→ PROBLEM TO WORK ON:
Transcribe every entry word for word, leaving out all images.

## start EXERCISE INPUTS

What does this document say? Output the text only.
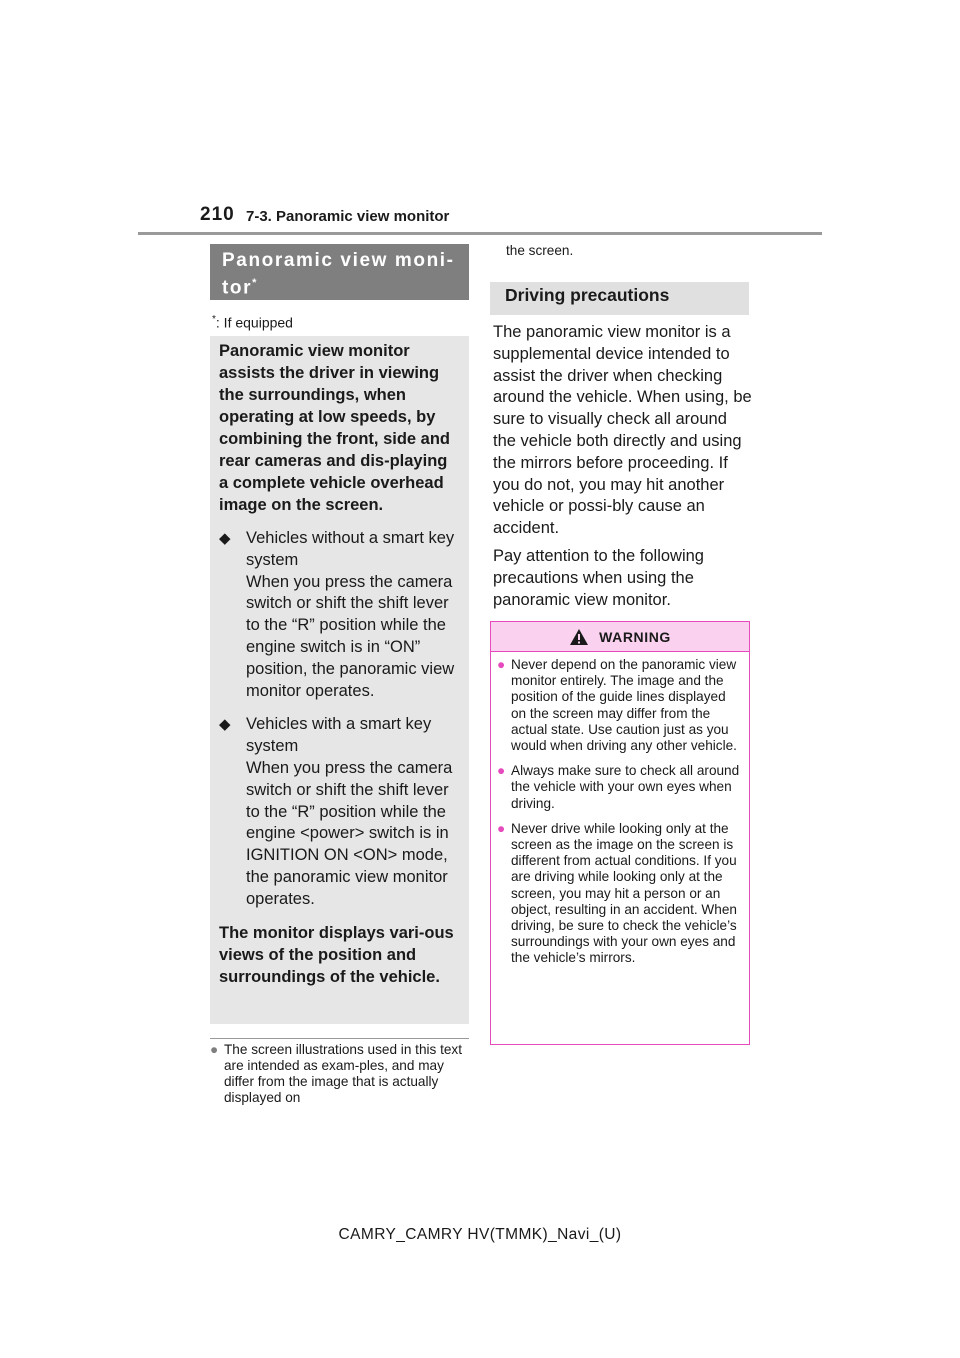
210 7-3. Panoramic view monitor
Panoramic view moni-tor*
*: If equipped

Panoramic view monitor assists the driver in viewing the surroundings, when operating at low speeds, by combining the front, side and rear cameras and dis-playing a complete vehicle overhead image on the screen.

◆ Vehicles without a smart key system
When you press the camera switch or shift the shift lever to the “R” position while the engine switch is in “ON” position, the panoramic view monitor operates.
◆ Vehicles with a smart key system
When you press the camera switch or shift the shift lever to the “R” position while the engine <power> switch is in IGNITION ON <ON> mode, the panoramic view monitor operates.

The monitor displays vari-ous views of the position and surroundings of the vehicle.

● The screen illustrations used in this text are intended as exam-ples, and may differ from the image that is actually displayed on
the screen.
Driving precautions
The panoramic view monitor is a supplemental device intended to assist the driver when checking around the vehicle. When using, be sure to visually check all around the vehicle both directly and using the mirrors before proceeding. If you do not, you may hit another vehicle or possi-bly cause an accident.
Pay attention to the following precautions when using the panoramic view monitor.
WARNING
● Never depend on the panoramic view monitor entirely. The image and the position of the guide lines displayed on the screen may differ from the actual state. Use caution just as you would when driving any other vehicle.
● Always make sure to check all around the vehicle with your own eyes when driving.
● Never drive while looking only at the screen as the image on the screen is different from actual conditions. If you are driving while looking only at the screen, you may hit a person or an object, resulting in an accident. When driving, be sure to check the vehicle’s surroundings with your own eyes and the vehicle’s mirrors.
CAMRY_CAMRY HV(TMMK)_Navi_(U)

## end EXERCISE INPUTS

→ PROBLEM SOLUTION:
What does this document say? Output the text only.
210 7-3. Panoramic view monitor
Panoramic view moni-tor*
*: If equipped

Panoramic view monitor assists the driver in viewing the surroundings, when operating at low speeds, by combining the front, side and rear cameras and dis-playing a complete vehicle overhead image on the screen.

◆ Vehicles without a smart key system
When you press the camera switch or shift the shift lever to the “R” position while the engine switch is in “ON” position, the panoramic view monitor operates.
◆ Vehicles with a smart key system
When you press the camera switch or shift the shift lever to the “R” position while the engine <power> switch is in IGNITION ON <ON> mode, the panoramic view monitor operates.

The monitor displays vari-ous views of the position and surroundings of the vehicle.

● The screen illustrations used in this text are intended as exam-ples, and may differ from the image that is actually displayed on
the screen.
Driving precautions
The panoramic view monitor is a supplemental device intended to assist the driver when checking around the vehicle. When using, be sure to visually check all around the vehicle both directly and using the mirrors before proceeding. If you do not, you may hit another vehicle or possi-bly cause an accident.
Pay attention to the following precautions when using the panoramic view monitor.
WARNING
● Never depend on the panoramic view monitor entirely. The image and the position of the guide lines displayed on the screen may differ from the actual state. Use caution just as you would when driving any other vehicle.
● Always make sure to check all around the vehicle with your own eyes when driving.
● Never drive while looking only at the screen as the image on the screen is different from actual conditions. If you are driving while looking only at the screen, you may hit a person or an object, resulting in an accident. When driving, be sure to check the vehicle’s surroundings with your own eyes and the vehicle’s mirrors.
CAMRY_CAMRY HV(TMMK)_Navi_(U)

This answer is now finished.